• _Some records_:
..........
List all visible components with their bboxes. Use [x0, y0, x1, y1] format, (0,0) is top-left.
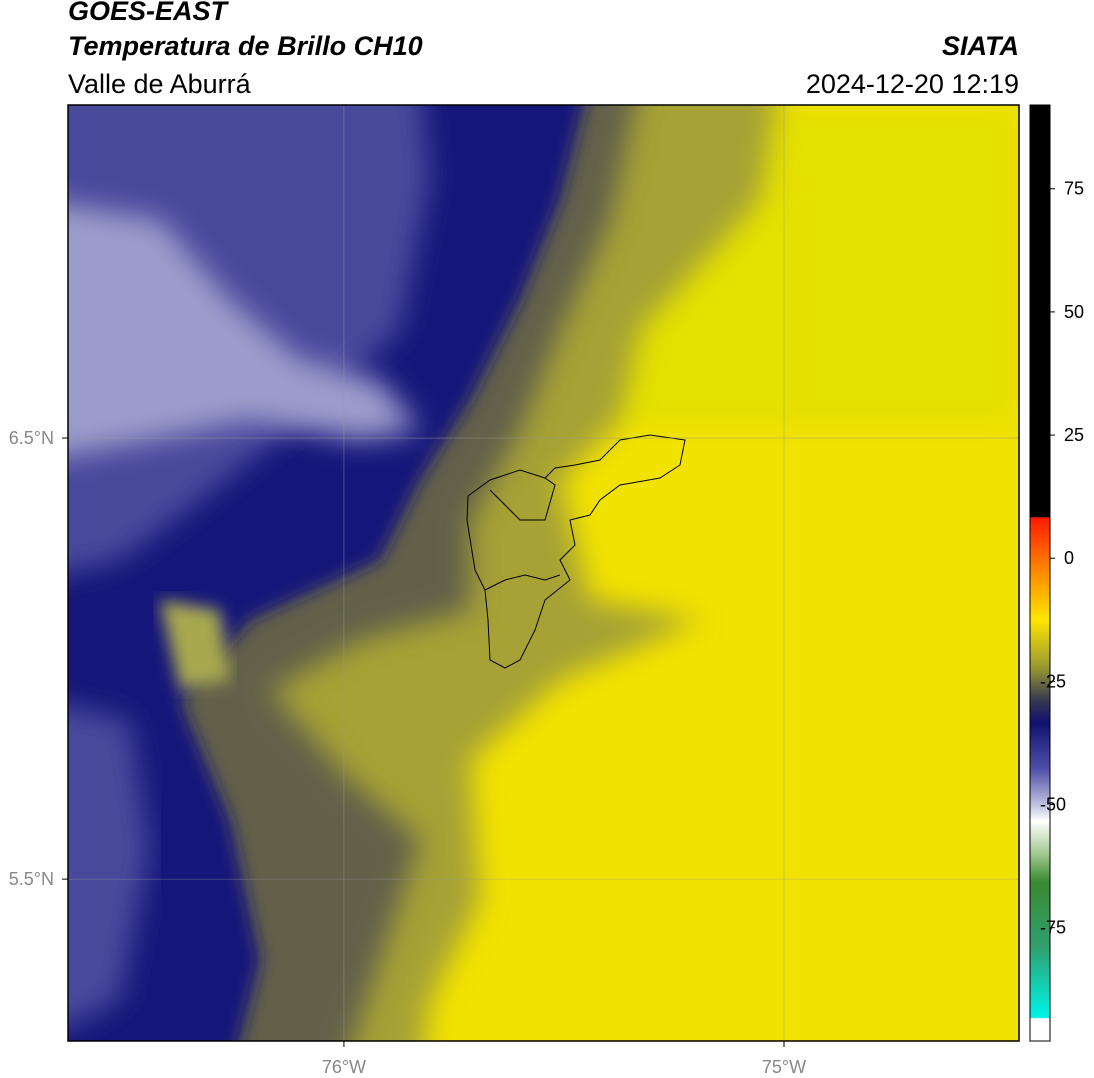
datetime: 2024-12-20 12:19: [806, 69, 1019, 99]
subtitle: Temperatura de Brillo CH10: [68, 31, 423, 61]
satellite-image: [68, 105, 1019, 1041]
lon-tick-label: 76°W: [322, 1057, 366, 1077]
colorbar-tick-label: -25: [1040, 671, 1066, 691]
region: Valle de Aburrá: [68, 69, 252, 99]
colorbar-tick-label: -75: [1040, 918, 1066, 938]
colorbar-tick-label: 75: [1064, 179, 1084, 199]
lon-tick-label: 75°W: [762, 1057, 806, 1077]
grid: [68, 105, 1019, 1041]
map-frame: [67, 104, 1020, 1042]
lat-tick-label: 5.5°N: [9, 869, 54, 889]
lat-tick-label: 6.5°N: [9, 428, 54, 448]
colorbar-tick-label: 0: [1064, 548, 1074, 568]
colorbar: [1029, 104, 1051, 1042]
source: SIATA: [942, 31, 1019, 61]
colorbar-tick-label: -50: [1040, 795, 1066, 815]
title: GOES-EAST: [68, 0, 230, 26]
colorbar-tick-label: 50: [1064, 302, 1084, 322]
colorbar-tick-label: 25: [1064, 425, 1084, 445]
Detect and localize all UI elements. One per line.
..........
• _REQUIRED TASK_: Render every line of the records above as a JSON list of strings, one string per line, with blank lines omitted. Leave the pictures out.

• _RESPONSE BELOW_:
[
  "List all visible components with their bboxes. Use [x0, y0, x1, y1] format, (0,0) is top-left.",
  "datetime: 2024-12-20 12:19: [806, 69, 1019, 99]",
  "subtitle: Temperatura de Brillo CH10: [68, 31, 423, 61]",
  "satellite-image: [68, 105, 1019, 1041]",
  "lon-tick-label: 76°W: [322, 1057, 366, 1077]",
  "colorbar-tick-label: -25: [1040, 671, 1066, 691]",
  "region: Valle de Aburrá: [68, 69, 252, 99]",
  "colorbar-tick-label: -75: [1040, 918, 1066, 938]",
  "colorbar-tick-label: 75: [1064, 179, 1084, 199]",
  "lon-tick-label: 75°W: [762, 1057, 806, 1077]",
  "grid: [68, 105, 1019, 1041]",
  "map-frame: [67, 104, 1020, 1042]",
  "lat-tick-label: 5.5°N: [9, 869, 54, 889]",
  "lat-tick-label: 6.5°N: [9, 428, 54, 448]",
  "colorbar-tick-label: 0: [1064, 548, 1074, 568]",
  "colorbar: [1029, 104, 1051, 1042]",
  "source: SIATA: [942, 31, 1019, 61]",
  "colorbar-tick-label: -50: [1040, 795, 1066, 815]",
  "title: GOES-EAST: [68, 0, 230, 26]",
  "colorbar-tick-label: 50: [1064, 302, 1084, 322]",
  "colorbar-tick-label: 25: [1064, 425, 1084, 445]",
  "Detect and localize all UI elements. One per line."
]